===== RECORDS PROVIDED =====
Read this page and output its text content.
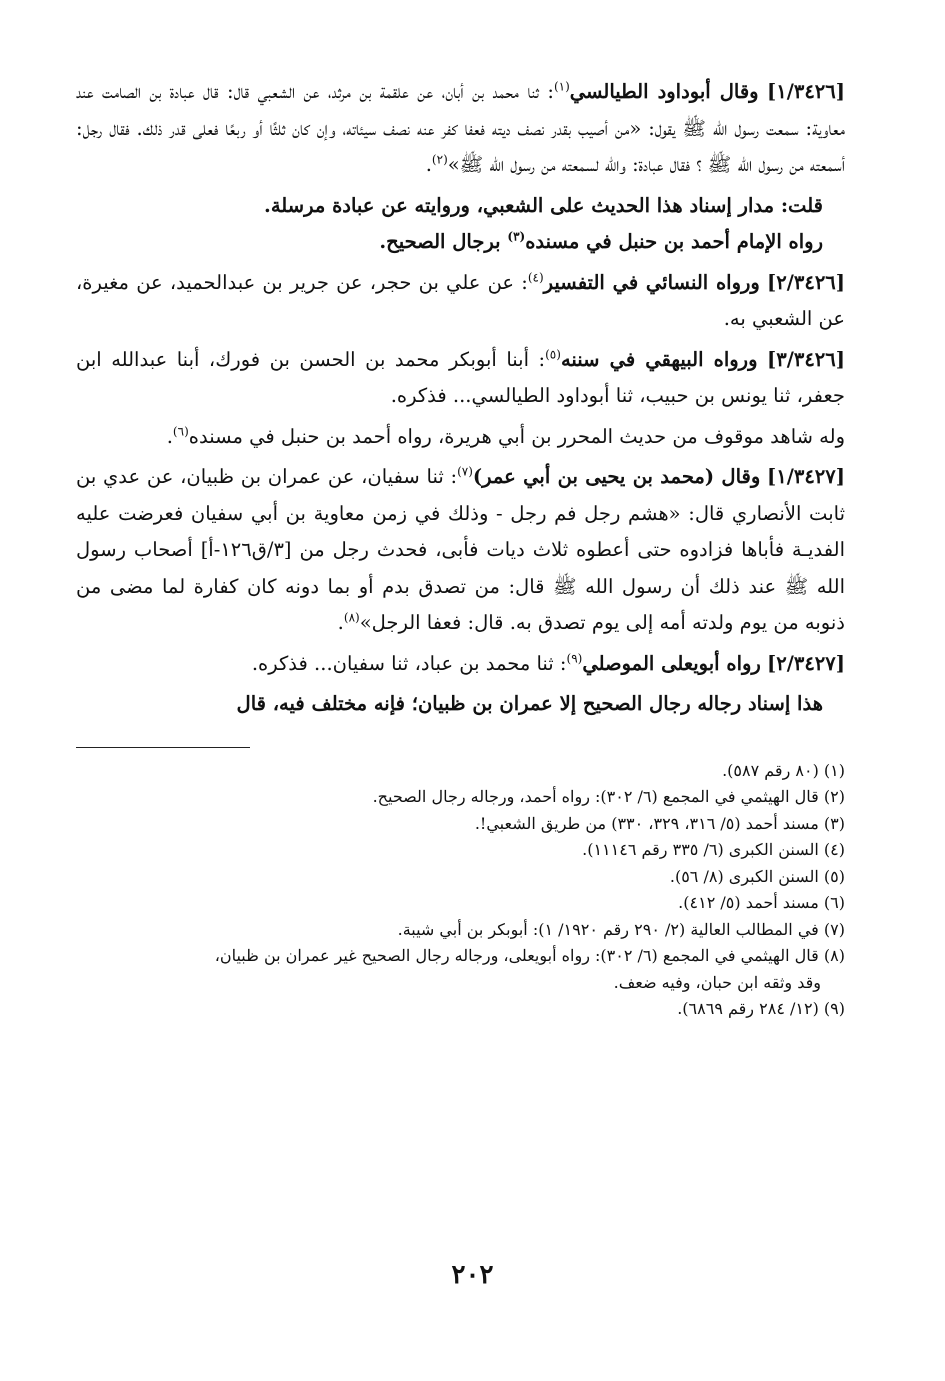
[١/٣٤٢٦] وقال أبوداود الطيالسي$^{(١)}$: ثنا محمد بن أبان، عن علقمة بن مرثد، عن الشعبي قال: قال عبادة بن الصامت عند معاوية: سمعت رسول الله ﷺ يقول: «من أصيب بقدر نصف ديته فعفا كفر عنه نصف سيئاته، وإن كان ثلثًا أو ربعًا فعلى قدر ذلك. فقال رجل: أسمعته من رسول الله ﷺ ؟ فقال عبادة: والله لسمعته من رسول الله ﷺ»$^{(٢)}$.

قلت: مدار إسناد هذا الحديث على الشعبي، وروايته عن عبادة مرسلة.

رواه الإمام أحمد بن حنبل في مسنده$^{(٣)}$ برجال الصحيح.

[٢/٣٤٢٦] ورواه النسائي في التفسير$^{(٤)}$: عن علي بن حجر، عن جرير بن عبدالحميد، عن مغيرة، عن الشعبي به.

[٣/٣٤٢٦] ورواه البيهقي في سننه$^{(٥)}$: أبنا أبوبكر محمد بن الحسن بن فورك، أبنا عبدالله ابن جعفر، ثنا يونس بن حبيب، ثنا أبوداود الطيالسي... فذكره.

وله شاهد موقوف من حديث المحرر بن أبي هريرة، رواه أحمد بن حنبل في مسنده$^{(٦)}$.

[١/٣٤٢٧] وقال (محمد بن يحيى بن أبي عمر)$^{(٧)}$: ثنا سفيان، عن عمران بن ظبيان، عن عدي بن ثابت الأنصاري قال: «هشم رجل فم رجل - وذلك في زمن معاوية بن أبي سفيان فعرضت عليه الفديـة فأباها فزادوه حتى أعطوه ثلاث ديات فأبى، فحدث رجل من [٣/ق١٢٦-أ] أصحاب رسول الله ﷺ عند ذلك أن رسول الله ﷺ قال: من تصدق بدم أو بما دونه كان كفارة لما مضى من ذنوبه من يوم ولدته أمه إلى يوم تصدق به. قال: فعفا الرجل»$^{(٨)}$.

[٢/٣٤٢٧] رواه أبويعلى الموصلي$^{(٩)}$: ثنا محمد بن عباد، ثنا سفيان... فذكره.

هذا إسناد رجاله رجال الصحيح إلا عمران بن ظبيان؛ فإنه مختلف فيه، قال

(١) (٨٠ رقم ٥٨٧).

(٢) قال الهيثمي في المجمع (٦/ ٣٠٢): رواه أحمد، ورجاله رجال الصحيح.

(٣) مسند أحمد (٥/ ٣١٦، ٣٢٩، ٣٣٠) من طريق الشعبي!.

(٤) السنن الكبرى (٦/ ٣٣٥ رقم ١١١٤٦).

(٥) السنن الكبرى (٨/ ٥٦).

(٦) مسند أحمد (٥/ ٤١٢).

(٧) في المطالب العالية (٢/ ٢٩٠ رقم ١٩٢٠/ ١): أبوبكر بن أبي شيبة.

(٨) قال الهيثمي في المجمع (٦/ ٣٠٢): رواه أبويعلى، ورجاله رجال الصحيح غير عمران بن ظبيان،

وقد وثقه ابن حبان، وفيه ضعف.

(٩) (١٢/ ٢٨٤ رقم ٦٨٦٩).

٢٠٢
=====
§ **WHAT THE EXERCISE ASKS**: Show every line that contains the word "الهيثمي".

§ **ANSWER**:
(٢) قال الهيثمي في المجمع (٦/ ٣٠٢): رواه أحمد، ورجاله رجال الصحيح.
(٨) قال الهيثمي في المجمع (٦/ ٣٠٢): رواه أبويعلى، ورجاله رجال الصحيح غير عمران بن ظبيان،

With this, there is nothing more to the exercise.